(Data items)

* begin *

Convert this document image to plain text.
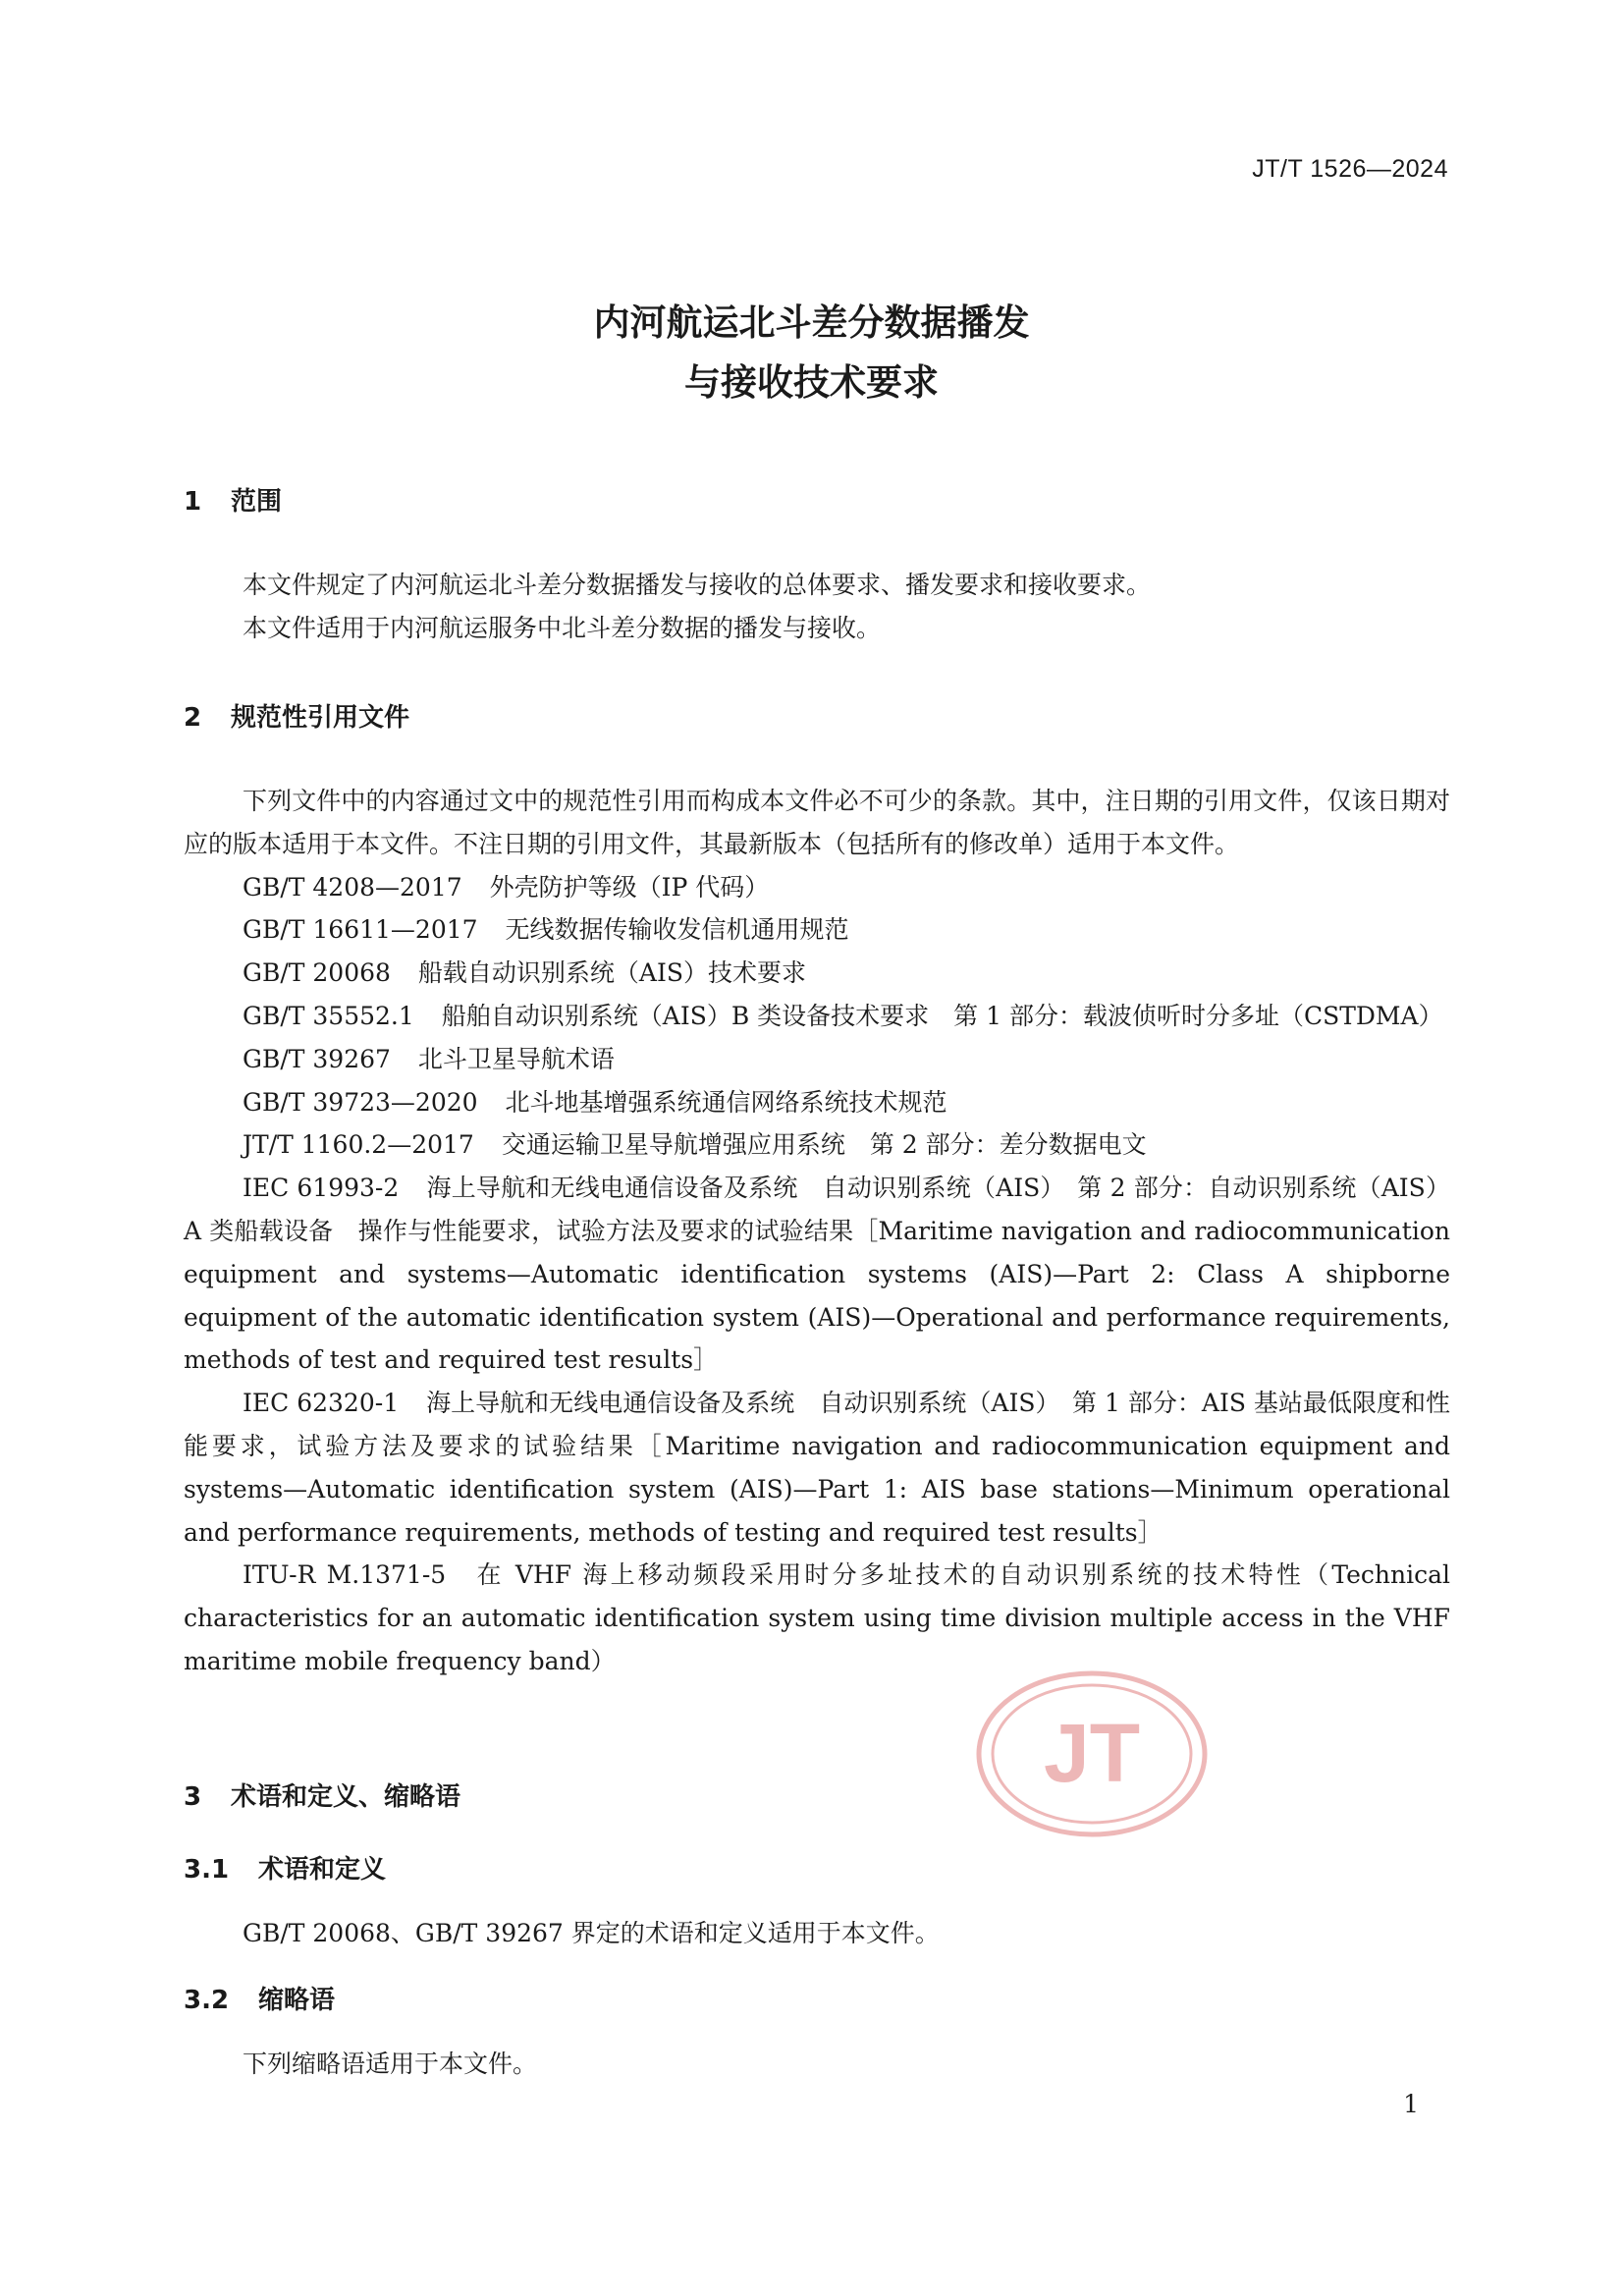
JT/T 1526—2024
内河航运北斗差分数据播发
与接收技术要求
1 范围

本文件规定了内河航运北斗差分数据播发与接收的总体要求、播发要求和接收要求。

本文件适用于内河航运服务中北斗差分数据的播发与接收。

2 规范性引用文件

下列文件中的内容通过文中的规范性引用而构成本文件必不可少的条款。其中，注日期的引用文件，仅该日期对应的版本适用于本文件。不注日期的引用文件，其最新版本（包括所有的修改单）适用于本文件。

GB/T 4208—2017 外壳防护等级（IP 代码）
GB/T 16611—2017 无线数据传输收发信机通用规范
GB/T 20068 船载自动识别系统（AIS）技术要求
GB/T 35552.1 船舶自动识别系统（AIS）B 类设备技术要求　第 1 部分：载波侦听时分多址（CSTDMA）
GB/T 39267 北斗卫星导航术语
GB/T 39723—2020 北斗地基增强系统通信网络系统技术规范
JT/T 1160.2—2017 交通运输卫星导航增强应用系统　第 2 部分：差分数据电文
IEC 61993-2 海上导航和无线电通信设备及系统　自动识别系统（AIS）　第 2 部分：自动识别系统（AIS）A 类船载设备　操作与性能要求，试验方法及要求的试验结果［Maritime navigation and radiocommunication equipment and systems—Automatic identification systems (AIS)—Part 2: Class A shipborne equipment of the automatic identification system (AIS)—Operational and performance requirements, methods of test and required test results］
IEC 62320-1 海上导航和无线电通信设备及系统　自动识别系统（AIS）　第 1 部分：AIS 基站最低限度和性能要求，试验方法及要求的试验结果［Maritime navigation and radiocommunication equipment and systems—Automatic identification system (AIS)—Part 1: AIS base stations—Minimum operational and performance requirements, methods of testing and required test results］
ITU-R M.1371-5 在 VHF 海上移动频段采用时分多址技术的自动识别系统的技术特性（Technical characteristics for an automatic identification system using time division multiple access in the VHF maritime mobile frequency band）
3 术语和定义、缩略语
3.1 术语和定义

GB/T 20068、GB/T 39267 界定的术语和定义适用于本文件。

3.2 缩略语

下列缩略语适用于本文件。

JT
1
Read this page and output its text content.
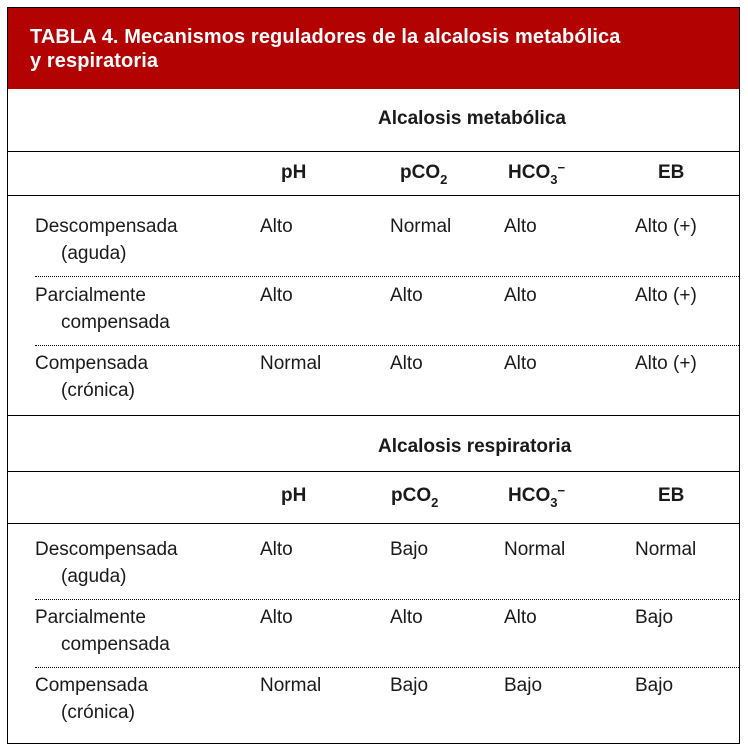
TABLA 4. Mecanismos reguladores de la alcalosis metabólica
y respiratoria
Alcalosis metabólica
pH	pCO$_2$	$HCO_3^-$	EB
Descompensada
(aguda)
Alto	Normal	Alto	Alto (+)
Parcialmente
compensada
Alto	Alto	Alto	Alto (+)
Compensada
(crónica)
Normal	Alto	Alto	Alto (+)
Alcalosis respiratoria
pH	pCO$_2$	$HCO_3^-$	EB
Descompensada
(aguda)
Alto	Bajo	Normal	Normal
Parcialmente
compensada
Alto	Alto	Alto	Bajo
Compensada
(crónica)
Normal	Bajo	Bajo	Bajo
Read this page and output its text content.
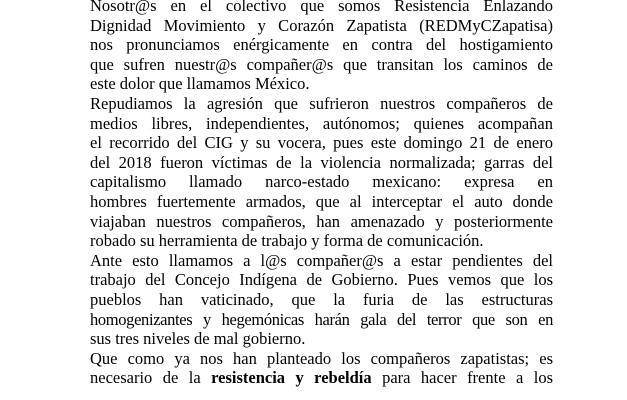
Nosotr@s en el colectivo que somos Resistencia Enlazando
Dignidad Movimiento y Corazón Zapatista (REDMyCZapatisa)
nos pronunciamos enérgicamente en contra del hostigamiento
que sufren nuestr@s compañer@s que transitan los caminos de
este dolor que llamamos México.
Repudiamos la agresión que sufrieron nuestros compañeros de
medios libres, independientes, autónomos; quienes acompañan
el recorrido del CIG y su vocera, pues este domingo 21 de enero
del 2018 fueron víctimas de la violencia normalizada; garras del
capitalismo llamado narco-estado mexicano: expresa en
hombres fuertemente armados, que al interceptar el auto donde
viajaban nuestros compañeros, han amenazado y posteriormente
robado su herramienta de trabajo y forma de comunicación.
Ante esto llamamos a l@s compañer@s a estar pendientes del
trabajo del Concejo Indígena de Gobierno. Pues vemos que los
pueblos han vaticinado, que la furia de las estructuras
homogenizantes y hegemónicas harán gala del terror que son en
sus tres niveles de mal gobierno.
Que como ya nos han planteado los compañeros zapatistas; es
necesario de la resistencia y rebeldía para hacer frente a los
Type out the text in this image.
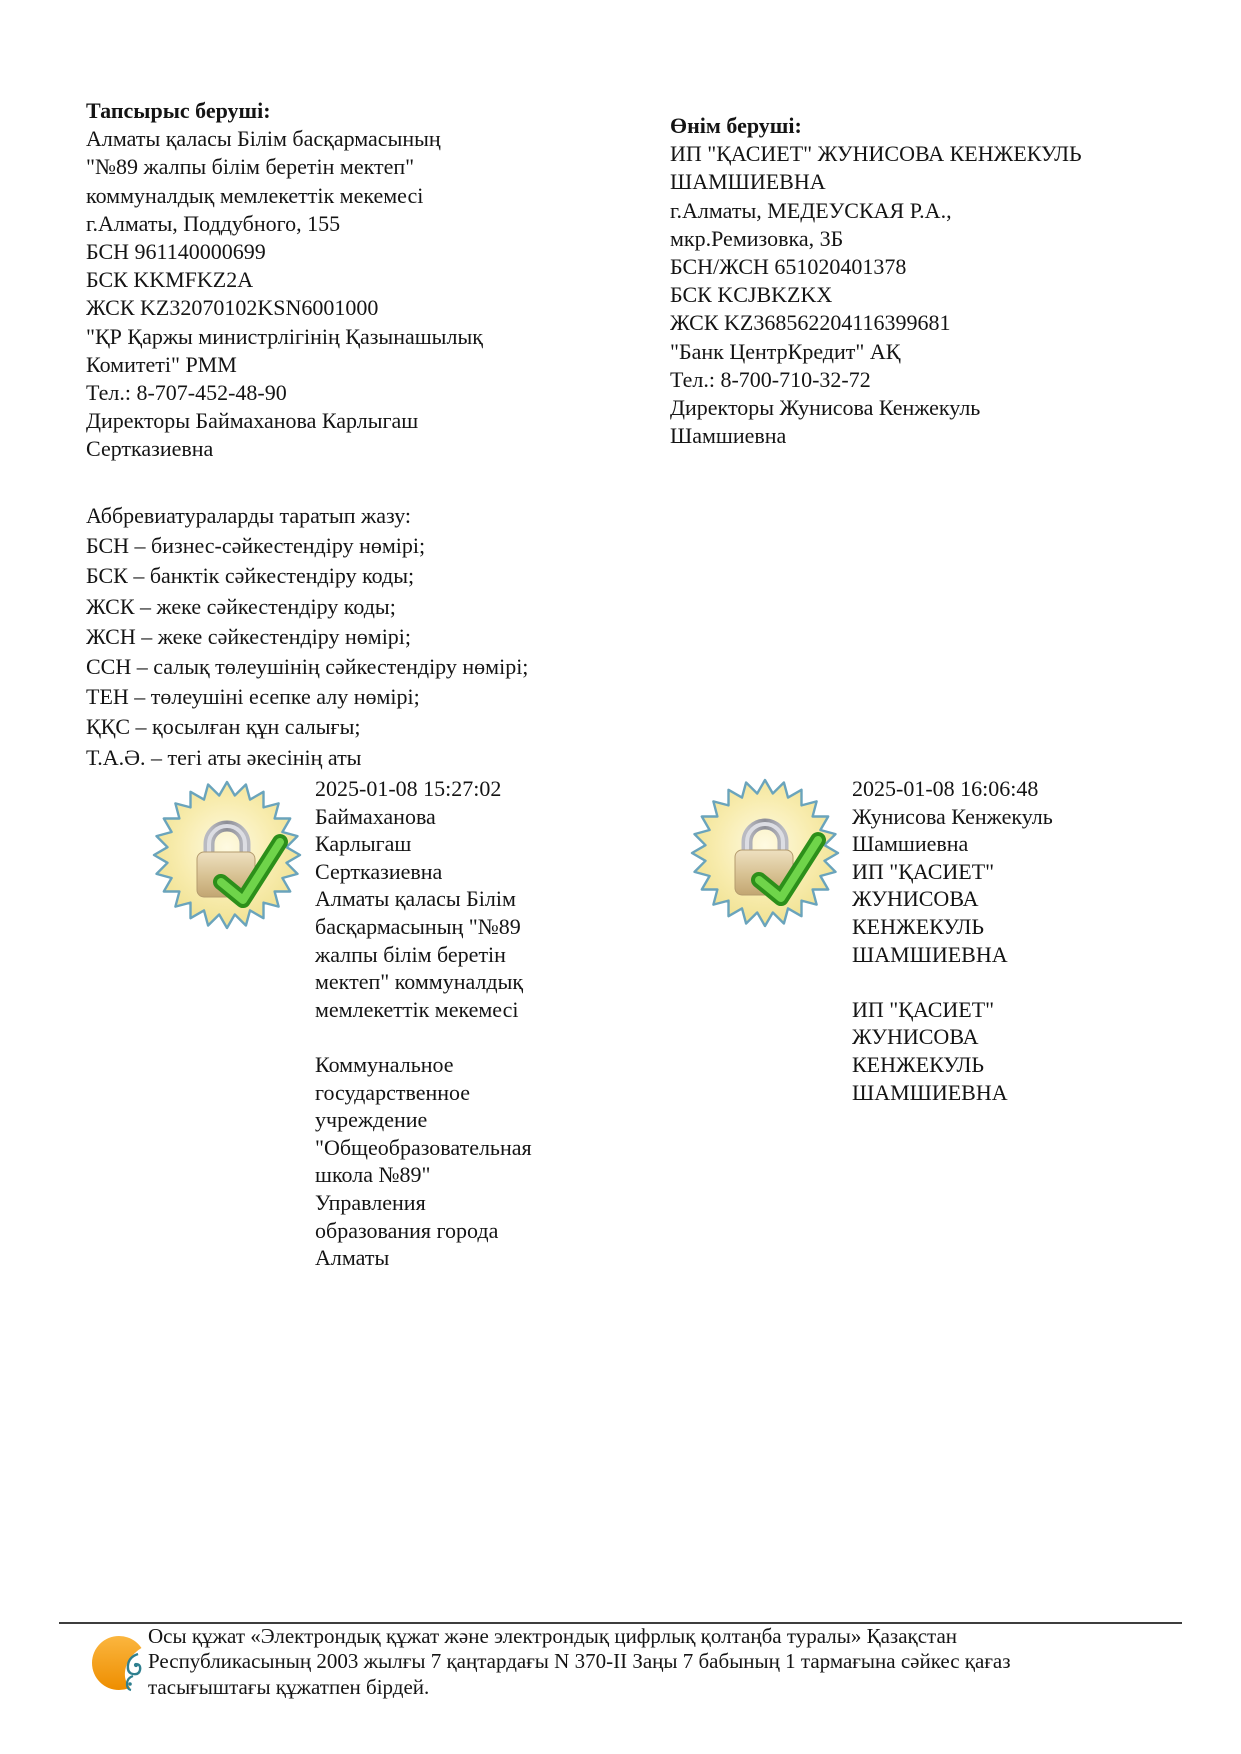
Тапсырыс беруші:
Алматы қаласы Білім басқармасының
"№89 жалпы білім беретін мектеп"
коммуналдық мемлекеттік мекемесі
г.Алматы, Поддубного, 155
БСН 961140000699
БСК KKMFKZ2A
ЖСК KZ32070102KSN6001000
"ҚР Қаржы министрлігінің Қазынашылық
Комитеті" РММ
Тел.: 8-707-452-48-90
Директоры Баймаханова Карлыгаш
Сертказиевна
Өнім беруші:
ИП "ҚАСИЕТ" ЖУНИСОВА КЕНЖЕКУЛЬ
ШАМШИЕВНА
г.Алматы, МЕДЕУСКАЯ Р.А.,
мкр.Ремизовка, 3Б
БСН/ЖСН 651020401378
БСК KCJBKZKX
ЖСК KZ368562204116399681
"Банк ЦентрКредит" АҚ
Тел.: 8-700-710-32-72
Директоры Жунисова Кенжекуль
Шамшиевна
Аббревиатураларды таратып жазу:
БСН – бизнес-сәйкестендіру нөмірі;
БСК – банктік сәйкестендіру коды;
ЖСК – жеке сәйкестендіру коды;
ЖСН – жеке сәйкестендіру нөмірі;
ССН – салық төлеушінің сәйкестендіру нөмірі;
ТЕН – төлеушіні есепке алу нөмірі;
ҚҚС – қосылған құн салығы;
Т.А.Ә. – тегі аты әкесінің аты
2025-01-08 15:27:02
Баймаханова
Карлыгаш
Сертказиевна
Алматы қаласы Білім
басқармасының "№89
жалпы білім беретін
мектеп" коммуналдық
мемлекеттік мекемесі

Коммунальное
государственное
учреждение
"Общеобразовательная
школа №89"
Управления
образования города
Алматы
2025-01-08 16:06:48
Жунисова Кенжекуль
Шамшиевна
ИП "ҚАСИЕТ"
ЖУНИСОВА
КЕНЖЕКУЛЬ
ШАМШИЕВНА

ИП "ҚАСИЕТ"
ЖУНИСОВА
КЕНЖЕКУЛЬ
ШАМШИЕВНА
Осы құжат «Электрондық құжат және электрондық цифрлық қолтаңба туралы» Қазақстан
Республикасының 2003 жылғы 7 қаңтардағы N 370-II Заңы 7 бабының 1 тармағына сәйкес қағаз
тасығыштағы құжатпен бірдей.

* end *

### DIRECTIONS:
Copy verbatim the span that begins at the line containing "Type out the text in this image." and ends at the last line of the material, inclusive of both; exclude pictures.

### SOLUTION TO THE EXERCISE:
Type out the text in this image.
Тапсырыс беруші:
Алматы қаласы Білім басқармасының
"№89 жалпы білім беретін мектеп"
коммуналдық мемлекеттік мекемесі
г.Алматы, Поддубного, 155
БСН 961140000699
БСК KKMFKZ2A
ЖСК KZ32070102KSN6001000
"ҚР Қаржы министрлігінің Қазынашылық
Комитеті" РММ
Тел.: 8-707-452-48-90
Директоры Баймаханова Карлыгаш
Сертказиевна
Өнім беруші:
ИП "ҚАСИЕТ" ЖУНИСОВА КЕНЖЕКУЛЬ
ШАМШИЕВНА
г.Алматы, МЕДЕУСКАЯ Р.А.,
мкр.Ремизовка, 3Б
БСН/ЖСН 651020401378
БСК KCJBKZKX
ЖСК KZ368562204116399681
"Банк ЦентрКредит" АҚ
Тел.: 8-700-710-32-72
Директоры Жунисова Кенжекуль
Шамшиевна
Аббревиатураларды таратып жазу:
БСН – бизнес-сәйкестендіру нөмірі;
БСК – банктік сәйкестендіру коды;
ЖСК – жеке сәйкестендіру коды;
ЖСН – жеке сәйкестендіру нөмірі;
ССН – салық төлеушінің сәйкестендіру нөмірі;
ТЕН – төлеушіні есепке алу нөмірі;
ҚҚС – қосылған құн салығы;
Т.А.Ә. – тегі аты әкесінің аты
2025-01-08 15:27:02
Баймаханова
Карлыгаш
Сертказиевна
Алматы қаласы Білім
басқармасының "№89
жалпы білім беретін
мектеп" коммуналдық
мемлекеттік мекемесі

Коммунальное
государственное
учреждение
"Общеобразовательная
школа №89"
Управления
образования города
Алматы
2025-01-08 16:06:48
Жунисова Кенжекуль
Шамшиевна
ИП "ҚАСИЕТ"
ЖУНИСОВА
КЕНЖЕКУЛЬ
ШАМШИЕВНА

ИП "ҚАСИЕТ"
ЖУНИСОВА
КЕНЖЕКУЛЬ
ШАМШИЕВНА
Осы құжат «Электрондық құжат және электрондық цифрлық қолтаңба туралы» Қазақстан
Республикасының 2003 жылғы 7 қаңтардағы N 370-II Заңы 7 бабының 1 тармағына сәйкес қағаз
тасығыштағы құжатпен бірдей.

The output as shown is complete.